═══ INPUT FOR THIS TASK

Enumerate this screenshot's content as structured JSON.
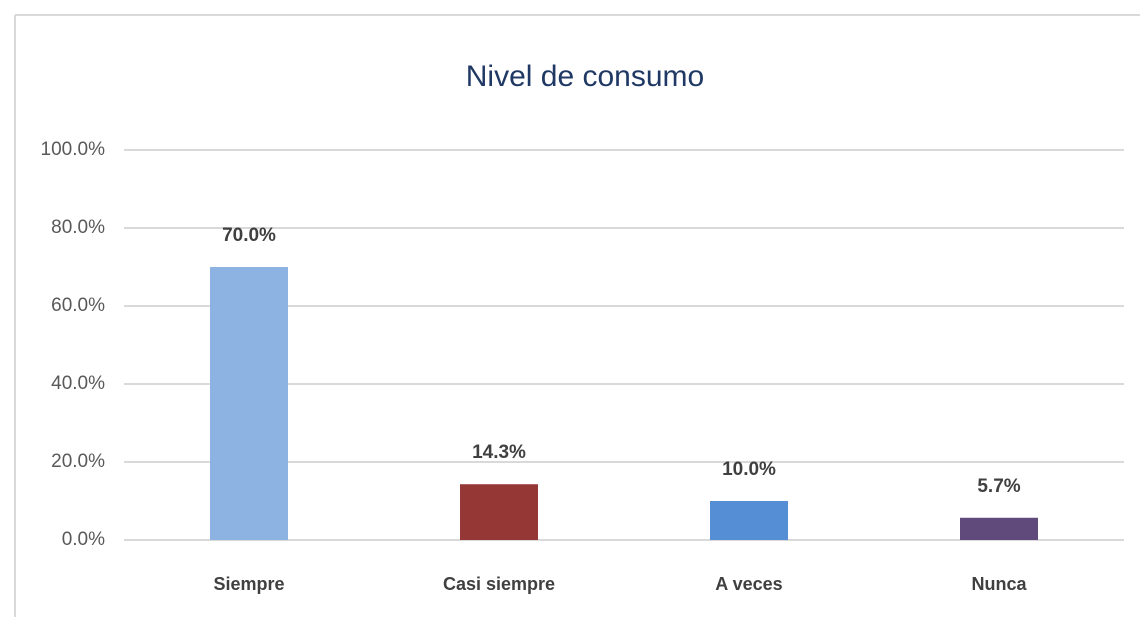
{
  "chart_data": {
    "type": "bar",
    "title": "Nivel de consumo",
    "categories": [
      "Siempre",
      "Casi siempre",
      "A veces",
      "Nunca"
    ],
    "values": [
      70.0,
      14.3,
      10.0,
      5.7
    ],
    "value_labels": [
      "70.0%",
      "14.3%",
      "10.0%",
      "5.7%"
    ],
    "colors": [
      "#8db3e2",
      "#953735",
      "#558ed5",
      "#604a7b"
    ],
    "ylim": [
      0,
      100
    ],
    "yticks": [
      {
        "value": 0,
        "label": "0.0%"
      },
      {
        "value": 20,
        "label": "20.0%"
      },
      {
        "value": 40,
        "label": "40.0%"
      },
      {
        "value": 60,
        "label": "60.0%"
      },
      {
        "value": 80,
        "label": "80.0%"
      },
      {
        "value": 100,
        "label": "100.0%"
      }
    ],
    "grid": true
  }
}
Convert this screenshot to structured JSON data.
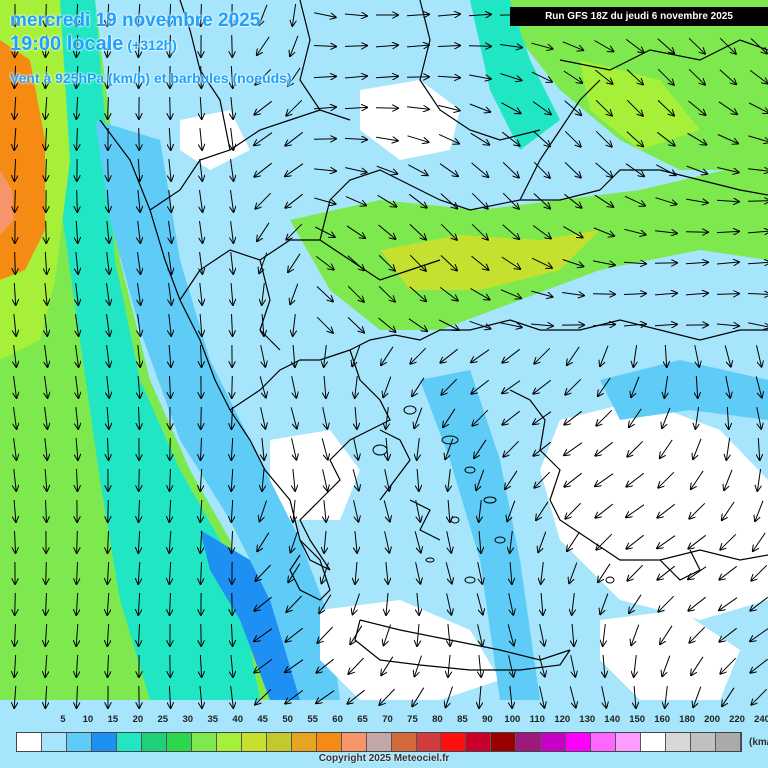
{
  "header": {
    "date_line": "mercredi 19 novembre 2025",
    "time_line": "19:00 locale",
    "lead_hours": "(+312h)",
    "parameter": "Vent à 925hPa (km/h) et barbules (noeuds)",
    "run_info": "Run GFS 18Z du jeudi 6 novembre 2025"
  },
  "legend": {
    "unit": "(km/h)",
    "labels": [
      "5",
      "10",
      "15",
      "20",
      "25",
      "30",
      "35",
      "40",
      "45",
      "50",
      "55",
      "60",
      "65",
      "70",
      "75",
      "80",
      "85",
      "90",
      "100",
      "110",
      "120",
      "130",
      "140",
      "150",
      "160",
      "180",
      "200",
      "220",
      "240"
    ],
    "colors": [
      "#ffffff",
      "#a6e5fb",
      "#5fccf7",
      "#1f90f3",
      "#21e6c4",
      "#1fcf7a",
      "#2bd84c",
      "#7de94e",
      "#a6f03a",
      "#c6e02f",
      "#c3c92b",
      "#e6a41f",
      "#f58b12",
      "#f7946a",
      "#c4a7a7",
      "#d36a3b",
      "#d13c3c",
      "#ff1010",
      "#c8002b",
      "#9b0000",
      "#9c1a7c",
      "#c800c8",
      "#ff00ff",
      "#ff66ff",
      "#ff9cff",
      "#ffffff",
      "#d8d8d8",
      "#c0c0c0",
      "#aaaaaa"
    ]
  },
  "footer": {
    "copyright": "Copyright 2025 Meteociel.fr"
  }
}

══════

• [GIVEN INSTRUCTION]:
Except for the pictures, print the data above exactly.

• [RESPONSE]:
Enumerate this screenshot's content as structured JSON.
{
  "chart_data": {
    "type": "bar",
    "title": "Nivel de consumo",
    "categories": [
      "Siempre",
      "Casi siempre",
      "A veces",
      "Nunca"
    ],
    "values": [
      70.0,
      14.3,
      10.0,
      5.7
    ],
    "value_labels": [
      "70.0%",
      "14.3%",
      "10.0%",
      "5.7%"
    ],
    "colors": [
      "#8db3e2",
      "#953735",
      "#558ed5",
      "#604a7b"
    ],
    "ylim": [
      0,
      100
    ],
    "yticks": [
      {
        "value": 0,
        "label": "0.0%"
      },
      {
        "value": 20,
        "label": "20.0%"
      },
      {
        "value": 40,
        "label": "40.0%"
      },
      {
        "value": 60,
        "label": "60.0%"
      },
      {
        "value": 80,
        "label": "80.0%"
      },
      {
        "value": 100,
        "label": "100.0%"
      }
    ],
    "grid": true
  }
}
Convert this screenshot to structured JSON data.
{
  "header": {
    "date_line": "mercredi 19 novembre 2025",
    "time_line": "19:00 locale",
    "lead_hours": "(+312h)",
    "parameter": "Vent à 925hPa (km/h) et barbules (noeuds)",
    "run_info": "Run GFS 18Z du jeudi 6 novembre 2025"
  },
  "legend": {
    "unit": "(km/h)",
    "labels": [
      "5",
      "10",
      "15",
      "20",
      "25",
      "30",
      "35",
      "40",
      "45",
      "50",
      "55",
      "60",
      "65",
      "70",
      "75",
      "80",
      "85",
      "90",
      "100",
      "110",
      "120",
      "130",
      "140",
      "150",
      "160",
      "180",
      "200",
      "220",
      "240"
    ],
    "colors": [
      "#ffffff",
      "#a6e5fb",
      "#5fccf7",
      "#1f90f3",
      "#21e6c4",
      "#1fcf7a",
      "#2bd84c",
      "#7de94e",
      "#a6f03a",
      "#c6e02f",
      "#c3c92b",
      "#e6a41f",
      "#f58b12",
      "#f7946a",
      "#c4a7a7",
      "#d36a3b",
      "#d13c3c",
      "#ff1010",
      "#c8002b",
      "#9b0000",
      "#9c1a7c",
      "#c800c8",
      "#ff00ff",
      "#ff66ff",
      "#ff9cff",
      "#ffffff",
      "#d8d8d8",
      "#c0c0c0",
      "#aaaaaa"
    ]
  },
  "footer": {
    "copyright": "Copyright 2025 Meteociel.fr"
  }
}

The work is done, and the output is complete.